YOUR INSTRUCTIONS: Keep only the lines where "text" appears.

<<<<

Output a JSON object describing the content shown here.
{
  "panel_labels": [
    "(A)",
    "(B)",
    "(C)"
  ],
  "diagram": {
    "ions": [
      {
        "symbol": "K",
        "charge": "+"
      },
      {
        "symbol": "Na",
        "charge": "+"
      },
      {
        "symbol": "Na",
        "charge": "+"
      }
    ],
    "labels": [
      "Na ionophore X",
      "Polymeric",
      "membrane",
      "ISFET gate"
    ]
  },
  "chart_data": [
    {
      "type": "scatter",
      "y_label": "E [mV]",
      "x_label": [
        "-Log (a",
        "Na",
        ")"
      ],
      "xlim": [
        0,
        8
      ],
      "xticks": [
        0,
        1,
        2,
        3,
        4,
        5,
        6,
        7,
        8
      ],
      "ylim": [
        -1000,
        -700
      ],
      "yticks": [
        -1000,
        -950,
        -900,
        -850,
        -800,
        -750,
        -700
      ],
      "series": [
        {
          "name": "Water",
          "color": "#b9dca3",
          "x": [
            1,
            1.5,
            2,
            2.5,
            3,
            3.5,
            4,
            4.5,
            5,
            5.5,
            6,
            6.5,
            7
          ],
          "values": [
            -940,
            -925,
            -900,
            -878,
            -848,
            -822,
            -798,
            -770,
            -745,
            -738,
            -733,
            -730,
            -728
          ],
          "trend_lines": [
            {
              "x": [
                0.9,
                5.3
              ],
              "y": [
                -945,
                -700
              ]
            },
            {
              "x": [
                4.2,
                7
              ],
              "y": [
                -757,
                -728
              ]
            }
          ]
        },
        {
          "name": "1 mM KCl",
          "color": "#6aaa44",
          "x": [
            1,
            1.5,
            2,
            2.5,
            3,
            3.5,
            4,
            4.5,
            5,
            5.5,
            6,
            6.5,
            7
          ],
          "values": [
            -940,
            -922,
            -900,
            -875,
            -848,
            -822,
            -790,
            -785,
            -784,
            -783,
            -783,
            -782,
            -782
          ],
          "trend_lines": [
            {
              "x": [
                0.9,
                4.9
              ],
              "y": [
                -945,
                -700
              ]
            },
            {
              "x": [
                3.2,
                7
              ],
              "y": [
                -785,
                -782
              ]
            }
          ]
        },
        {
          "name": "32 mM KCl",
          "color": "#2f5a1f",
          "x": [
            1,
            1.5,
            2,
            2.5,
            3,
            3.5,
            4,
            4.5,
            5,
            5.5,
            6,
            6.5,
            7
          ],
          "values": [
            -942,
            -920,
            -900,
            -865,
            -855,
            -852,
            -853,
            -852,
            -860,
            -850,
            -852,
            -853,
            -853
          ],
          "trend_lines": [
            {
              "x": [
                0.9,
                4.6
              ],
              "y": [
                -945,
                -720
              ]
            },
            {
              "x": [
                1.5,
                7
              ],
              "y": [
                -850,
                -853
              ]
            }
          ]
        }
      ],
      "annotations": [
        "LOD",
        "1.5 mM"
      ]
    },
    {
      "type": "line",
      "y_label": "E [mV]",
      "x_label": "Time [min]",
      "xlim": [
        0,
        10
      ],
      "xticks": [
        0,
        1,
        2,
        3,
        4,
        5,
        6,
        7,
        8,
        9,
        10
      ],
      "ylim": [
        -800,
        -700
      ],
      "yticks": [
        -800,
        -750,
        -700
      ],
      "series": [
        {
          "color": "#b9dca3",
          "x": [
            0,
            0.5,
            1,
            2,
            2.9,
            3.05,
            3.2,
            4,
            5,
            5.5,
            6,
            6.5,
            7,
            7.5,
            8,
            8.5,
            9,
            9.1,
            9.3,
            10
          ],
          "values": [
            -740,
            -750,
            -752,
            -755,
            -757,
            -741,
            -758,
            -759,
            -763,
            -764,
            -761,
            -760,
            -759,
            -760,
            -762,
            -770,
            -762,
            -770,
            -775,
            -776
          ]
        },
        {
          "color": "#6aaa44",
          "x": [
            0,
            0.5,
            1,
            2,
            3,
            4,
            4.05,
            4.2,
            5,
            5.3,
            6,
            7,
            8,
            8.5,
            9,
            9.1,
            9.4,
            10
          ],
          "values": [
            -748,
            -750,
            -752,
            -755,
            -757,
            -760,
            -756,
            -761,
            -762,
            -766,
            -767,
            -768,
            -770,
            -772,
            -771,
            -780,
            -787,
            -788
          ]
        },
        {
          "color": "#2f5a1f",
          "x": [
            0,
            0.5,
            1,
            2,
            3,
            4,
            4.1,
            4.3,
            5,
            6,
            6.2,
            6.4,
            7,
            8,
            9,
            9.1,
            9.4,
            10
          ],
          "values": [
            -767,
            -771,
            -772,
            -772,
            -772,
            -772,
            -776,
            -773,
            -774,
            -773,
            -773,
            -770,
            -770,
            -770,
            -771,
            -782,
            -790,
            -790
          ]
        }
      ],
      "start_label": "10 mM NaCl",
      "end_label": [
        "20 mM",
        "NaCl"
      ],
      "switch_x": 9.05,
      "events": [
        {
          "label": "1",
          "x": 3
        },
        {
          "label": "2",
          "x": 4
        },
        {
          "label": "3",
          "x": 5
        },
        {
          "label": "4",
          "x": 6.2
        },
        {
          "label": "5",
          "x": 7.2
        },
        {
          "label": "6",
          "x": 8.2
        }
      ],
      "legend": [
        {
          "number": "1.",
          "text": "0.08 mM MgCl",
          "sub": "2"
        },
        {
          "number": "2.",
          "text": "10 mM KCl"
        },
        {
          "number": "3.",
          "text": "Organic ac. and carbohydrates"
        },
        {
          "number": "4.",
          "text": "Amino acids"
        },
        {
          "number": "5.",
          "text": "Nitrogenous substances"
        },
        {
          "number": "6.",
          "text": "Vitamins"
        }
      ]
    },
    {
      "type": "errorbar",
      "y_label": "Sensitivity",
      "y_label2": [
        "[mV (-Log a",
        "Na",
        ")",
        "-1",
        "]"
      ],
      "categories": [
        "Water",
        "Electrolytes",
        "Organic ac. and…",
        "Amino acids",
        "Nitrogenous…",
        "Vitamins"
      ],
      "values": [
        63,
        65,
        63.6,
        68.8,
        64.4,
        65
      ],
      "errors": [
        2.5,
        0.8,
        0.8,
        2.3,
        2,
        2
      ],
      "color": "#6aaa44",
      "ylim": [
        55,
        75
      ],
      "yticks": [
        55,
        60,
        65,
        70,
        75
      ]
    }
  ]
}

>>>>

EXERCISE RESULT:
          "text": "0.08 mM MgCl",
          "text": "10 mM KCl"
          "text": "Organic ac. and carbohydrates"
          "text": "Amino acids"
          "text": "Nitrogenous substances"
          "text": "Vitamins"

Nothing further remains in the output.